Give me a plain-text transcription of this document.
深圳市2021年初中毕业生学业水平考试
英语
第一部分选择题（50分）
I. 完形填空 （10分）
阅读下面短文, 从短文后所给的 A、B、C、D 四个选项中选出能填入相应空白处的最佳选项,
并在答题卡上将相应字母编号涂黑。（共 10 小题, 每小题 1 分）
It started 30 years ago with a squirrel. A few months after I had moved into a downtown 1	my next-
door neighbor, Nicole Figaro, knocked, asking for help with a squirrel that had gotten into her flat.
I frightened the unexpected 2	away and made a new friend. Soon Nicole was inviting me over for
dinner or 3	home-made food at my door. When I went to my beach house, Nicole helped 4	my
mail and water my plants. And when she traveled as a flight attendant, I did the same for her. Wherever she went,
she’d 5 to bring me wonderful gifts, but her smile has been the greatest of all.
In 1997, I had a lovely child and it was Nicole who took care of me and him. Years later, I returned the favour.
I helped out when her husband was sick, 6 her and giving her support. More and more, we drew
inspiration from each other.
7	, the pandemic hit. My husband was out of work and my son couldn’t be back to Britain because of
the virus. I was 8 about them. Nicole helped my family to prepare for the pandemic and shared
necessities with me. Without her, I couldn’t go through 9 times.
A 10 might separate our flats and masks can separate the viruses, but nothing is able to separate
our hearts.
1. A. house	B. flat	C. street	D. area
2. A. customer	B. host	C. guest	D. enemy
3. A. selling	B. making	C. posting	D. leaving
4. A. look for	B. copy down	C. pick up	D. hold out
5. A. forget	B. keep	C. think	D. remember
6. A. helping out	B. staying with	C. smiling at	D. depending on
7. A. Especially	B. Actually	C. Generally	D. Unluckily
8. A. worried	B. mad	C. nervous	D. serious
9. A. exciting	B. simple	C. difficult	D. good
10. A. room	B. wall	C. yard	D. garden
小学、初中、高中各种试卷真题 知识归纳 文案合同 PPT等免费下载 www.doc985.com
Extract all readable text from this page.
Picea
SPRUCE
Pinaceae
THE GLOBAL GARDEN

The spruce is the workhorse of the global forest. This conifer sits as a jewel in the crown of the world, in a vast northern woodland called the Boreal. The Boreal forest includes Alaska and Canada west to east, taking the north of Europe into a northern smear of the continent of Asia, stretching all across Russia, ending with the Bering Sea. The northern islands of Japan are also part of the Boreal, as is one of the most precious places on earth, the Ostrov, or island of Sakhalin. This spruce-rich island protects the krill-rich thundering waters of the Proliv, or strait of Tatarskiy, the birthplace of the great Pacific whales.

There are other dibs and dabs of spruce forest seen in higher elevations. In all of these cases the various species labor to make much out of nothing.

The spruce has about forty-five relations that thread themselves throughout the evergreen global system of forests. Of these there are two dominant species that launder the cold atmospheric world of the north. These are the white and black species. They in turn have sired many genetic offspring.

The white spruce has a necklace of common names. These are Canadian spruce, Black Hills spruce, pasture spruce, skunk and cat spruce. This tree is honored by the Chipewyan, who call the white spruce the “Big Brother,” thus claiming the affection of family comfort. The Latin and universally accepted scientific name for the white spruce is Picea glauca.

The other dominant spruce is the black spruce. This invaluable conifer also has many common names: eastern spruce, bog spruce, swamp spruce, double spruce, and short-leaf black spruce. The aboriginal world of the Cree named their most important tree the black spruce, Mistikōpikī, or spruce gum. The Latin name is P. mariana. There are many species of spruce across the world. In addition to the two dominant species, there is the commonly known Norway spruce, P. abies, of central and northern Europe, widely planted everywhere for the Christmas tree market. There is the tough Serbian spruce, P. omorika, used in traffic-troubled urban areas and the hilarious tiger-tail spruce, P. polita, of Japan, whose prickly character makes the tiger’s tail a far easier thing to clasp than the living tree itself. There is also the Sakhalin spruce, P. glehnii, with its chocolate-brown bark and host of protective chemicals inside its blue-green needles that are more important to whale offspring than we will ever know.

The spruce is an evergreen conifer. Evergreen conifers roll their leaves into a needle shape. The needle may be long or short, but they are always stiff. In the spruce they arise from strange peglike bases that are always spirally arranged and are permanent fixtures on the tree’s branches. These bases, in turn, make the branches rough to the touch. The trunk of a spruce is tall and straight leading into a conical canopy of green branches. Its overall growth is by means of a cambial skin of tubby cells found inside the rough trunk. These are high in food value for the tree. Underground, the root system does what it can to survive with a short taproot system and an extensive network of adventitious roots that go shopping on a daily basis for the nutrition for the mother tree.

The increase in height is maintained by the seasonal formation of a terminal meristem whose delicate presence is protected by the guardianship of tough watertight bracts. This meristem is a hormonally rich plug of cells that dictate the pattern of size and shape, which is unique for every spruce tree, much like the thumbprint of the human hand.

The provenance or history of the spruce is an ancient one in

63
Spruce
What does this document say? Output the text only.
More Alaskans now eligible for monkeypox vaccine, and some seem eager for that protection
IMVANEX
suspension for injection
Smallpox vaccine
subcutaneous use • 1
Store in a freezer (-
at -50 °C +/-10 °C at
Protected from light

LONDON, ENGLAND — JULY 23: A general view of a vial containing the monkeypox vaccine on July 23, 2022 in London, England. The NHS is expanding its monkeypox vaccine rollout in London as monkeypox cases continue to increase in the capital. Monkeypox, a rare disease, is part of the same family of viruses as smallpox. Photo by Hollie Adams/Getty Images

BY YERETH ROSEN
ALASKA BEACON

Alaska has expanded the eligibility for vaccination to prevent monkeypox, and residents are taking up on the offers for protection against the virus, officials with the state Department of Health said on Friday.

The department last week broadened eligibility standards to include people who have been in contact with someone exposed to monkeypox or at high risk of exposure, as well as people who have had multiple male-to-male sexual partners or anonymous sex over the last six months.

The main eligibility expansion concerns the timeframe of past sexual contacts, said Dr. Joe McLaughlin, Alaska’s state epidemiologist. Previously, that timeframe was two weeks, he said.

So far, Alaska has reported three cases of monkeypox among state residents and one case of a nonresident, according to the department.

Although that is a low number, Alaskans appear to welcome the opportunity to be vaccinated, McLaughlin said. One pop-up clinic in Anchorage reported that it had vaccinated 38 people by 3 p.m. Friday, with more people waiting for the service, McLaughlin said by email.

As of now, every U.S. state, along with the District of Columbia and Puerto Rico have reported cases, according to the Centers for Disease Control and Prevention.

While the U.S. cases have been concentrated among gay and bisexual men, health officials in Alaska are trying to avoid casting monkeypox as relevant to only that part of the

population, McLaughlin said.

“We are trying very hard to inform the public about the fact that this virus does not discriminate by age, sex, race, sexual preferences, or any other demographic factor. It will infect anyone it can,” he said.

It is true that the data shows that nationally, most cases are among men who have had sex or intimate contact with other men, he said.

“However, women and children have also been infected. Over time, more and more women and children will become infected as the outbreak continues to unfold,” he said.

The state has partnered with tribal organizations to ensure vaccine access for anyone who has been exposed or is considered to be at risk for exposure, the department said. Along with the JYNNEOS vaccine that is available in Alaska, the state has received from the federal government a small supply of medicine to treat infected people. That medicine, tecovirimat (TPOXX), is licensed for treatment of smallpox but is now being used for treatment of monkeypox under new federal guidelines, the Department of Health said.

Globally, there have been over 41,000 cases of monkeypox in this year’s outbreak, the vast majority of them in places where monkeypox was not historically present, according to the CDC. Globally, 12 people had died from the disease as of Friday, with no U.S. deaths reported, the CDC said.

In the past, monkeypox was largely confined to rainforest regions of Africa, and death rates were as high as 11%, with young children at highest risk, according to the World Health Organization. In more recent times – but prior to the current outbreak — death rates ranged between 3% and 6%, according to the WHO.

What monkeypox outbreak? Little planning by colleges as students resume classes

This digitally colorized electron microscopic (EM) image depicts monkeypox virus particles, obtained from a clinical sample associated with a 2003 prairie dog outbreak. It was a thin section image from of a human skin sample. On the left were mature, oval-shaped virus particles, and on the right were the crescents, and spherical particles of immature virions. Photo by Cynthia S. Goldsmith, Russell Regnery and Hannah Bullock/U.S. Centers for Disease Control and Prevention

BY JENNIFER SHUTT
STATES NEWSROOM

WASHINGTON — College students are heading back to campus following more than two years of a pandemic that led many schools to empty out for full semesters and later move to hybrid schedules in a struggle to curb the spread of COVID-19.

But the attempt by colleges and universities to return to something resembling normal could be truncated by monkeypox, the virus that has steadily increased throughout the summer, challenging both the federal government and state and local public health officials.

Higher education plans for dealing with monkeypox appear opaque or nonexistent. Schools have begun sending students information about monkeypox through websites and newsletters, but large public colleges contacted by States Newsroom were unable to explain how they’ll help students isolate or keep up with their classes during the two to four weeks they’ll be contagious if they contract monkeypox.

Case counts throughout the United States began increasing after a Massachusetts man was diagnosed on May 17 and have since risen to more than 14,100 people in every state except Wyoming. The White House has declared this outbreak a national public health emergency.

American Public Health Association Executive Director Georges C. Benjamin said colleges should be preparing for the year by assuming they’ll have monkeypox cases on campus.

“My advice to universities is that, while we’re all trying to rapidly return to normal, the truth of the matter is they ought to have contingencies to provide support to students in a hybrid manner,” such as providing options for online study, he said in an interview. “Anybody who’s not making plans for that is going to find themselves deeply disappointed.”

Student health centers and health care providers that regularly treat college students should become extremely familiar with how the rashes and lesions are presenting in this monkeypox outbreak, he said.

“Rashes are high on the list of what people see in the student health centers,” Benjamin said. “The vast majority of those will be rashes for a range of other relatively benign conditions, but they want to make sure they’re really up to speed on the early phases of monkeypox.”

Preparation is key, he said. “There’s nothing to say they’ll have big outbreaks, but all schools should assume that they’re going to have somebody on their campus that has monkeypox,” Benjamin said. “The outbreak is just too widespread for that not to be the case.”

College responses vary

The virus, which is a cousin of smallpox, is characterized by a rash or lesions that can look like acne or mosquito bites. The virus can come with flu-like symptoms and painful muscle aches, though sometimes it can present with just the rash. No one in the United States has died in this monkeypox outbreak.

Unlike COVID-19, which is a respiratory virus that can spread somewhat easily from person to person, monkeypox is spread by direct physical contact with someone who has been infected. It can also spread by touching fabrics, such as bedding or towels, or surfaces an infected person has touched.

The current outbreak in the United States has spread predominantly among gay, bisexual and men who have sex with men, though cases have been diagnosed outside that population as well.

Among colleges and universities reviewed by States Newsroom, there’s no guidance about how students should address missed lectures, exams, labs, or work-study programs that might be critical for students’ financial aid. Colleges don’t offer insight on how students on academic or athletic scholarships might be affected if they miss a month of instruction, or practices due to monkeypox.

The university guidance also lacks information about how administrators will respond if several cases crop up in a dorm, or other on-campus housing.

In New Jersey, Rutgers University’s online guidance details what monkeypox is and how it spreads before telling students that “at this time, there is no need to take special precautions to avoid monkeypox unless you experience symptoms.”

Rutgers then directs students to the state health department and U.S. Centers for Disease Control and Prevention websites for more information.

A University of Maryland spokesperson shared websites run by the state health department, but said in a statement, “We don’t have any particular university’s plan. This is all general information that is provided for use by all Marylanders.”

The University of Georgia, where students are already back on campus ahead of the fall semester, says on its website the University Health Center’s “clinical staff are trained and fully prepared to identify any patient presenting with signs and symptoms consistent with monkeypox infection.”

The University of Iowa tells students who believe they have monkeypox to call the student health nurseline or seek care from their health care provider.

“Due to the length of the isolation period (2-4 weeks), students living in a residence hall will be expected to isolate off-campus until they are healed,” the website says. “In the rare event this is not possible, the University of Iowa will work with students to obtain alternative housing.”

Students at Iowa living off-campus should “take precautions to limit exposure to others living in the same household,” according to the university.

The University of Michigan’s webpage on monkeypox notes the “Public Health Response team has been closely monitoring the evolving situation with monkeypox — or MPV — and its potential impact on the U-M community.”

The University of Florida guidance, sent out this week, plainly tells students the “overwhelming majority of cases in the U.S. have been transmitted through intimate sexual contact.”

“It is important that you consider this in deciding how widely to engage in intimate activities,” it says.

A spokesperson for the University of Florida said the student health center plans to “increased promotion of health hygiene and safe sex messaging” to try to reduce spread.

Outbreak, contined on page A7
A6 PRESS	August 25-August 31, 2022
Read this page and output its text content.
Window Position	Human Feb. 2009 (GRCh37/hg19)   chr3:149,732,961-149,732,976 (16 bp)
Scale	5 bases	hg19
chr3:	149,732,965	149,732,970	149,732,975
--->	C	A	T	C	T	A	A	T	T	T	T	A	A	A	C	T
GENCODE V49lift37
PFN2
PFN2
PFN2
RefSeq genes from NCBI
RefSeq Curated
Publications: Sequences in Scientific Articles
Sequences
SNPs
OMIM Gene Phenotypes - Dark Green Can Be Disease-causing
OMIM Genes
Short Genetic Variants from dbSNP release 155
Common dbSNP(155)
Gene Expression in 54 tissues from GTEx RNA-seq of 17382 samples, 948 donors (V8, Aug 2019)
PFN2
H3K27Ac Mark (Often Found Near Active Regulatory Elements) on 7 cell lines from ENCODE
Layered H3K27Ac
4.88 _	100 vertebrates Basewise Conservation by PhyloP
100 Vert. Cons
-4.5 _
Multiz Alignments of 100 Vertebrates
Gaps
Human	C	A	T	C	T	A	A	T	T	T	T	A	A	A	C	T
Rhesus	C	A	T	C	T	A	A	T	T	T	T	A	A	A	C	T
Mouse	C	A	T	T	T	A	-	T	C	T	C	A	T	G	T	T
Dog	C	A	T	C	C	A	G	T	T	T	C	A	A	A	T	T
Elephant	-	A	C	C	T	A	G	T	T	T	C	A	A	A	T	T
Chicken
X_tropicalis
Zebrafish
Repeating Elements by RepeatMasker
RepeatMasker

====

→ Aim of the exercise
Looking only at the listing, say how many lines include "helped"; reply with the number alone.

→ Exercise answer
3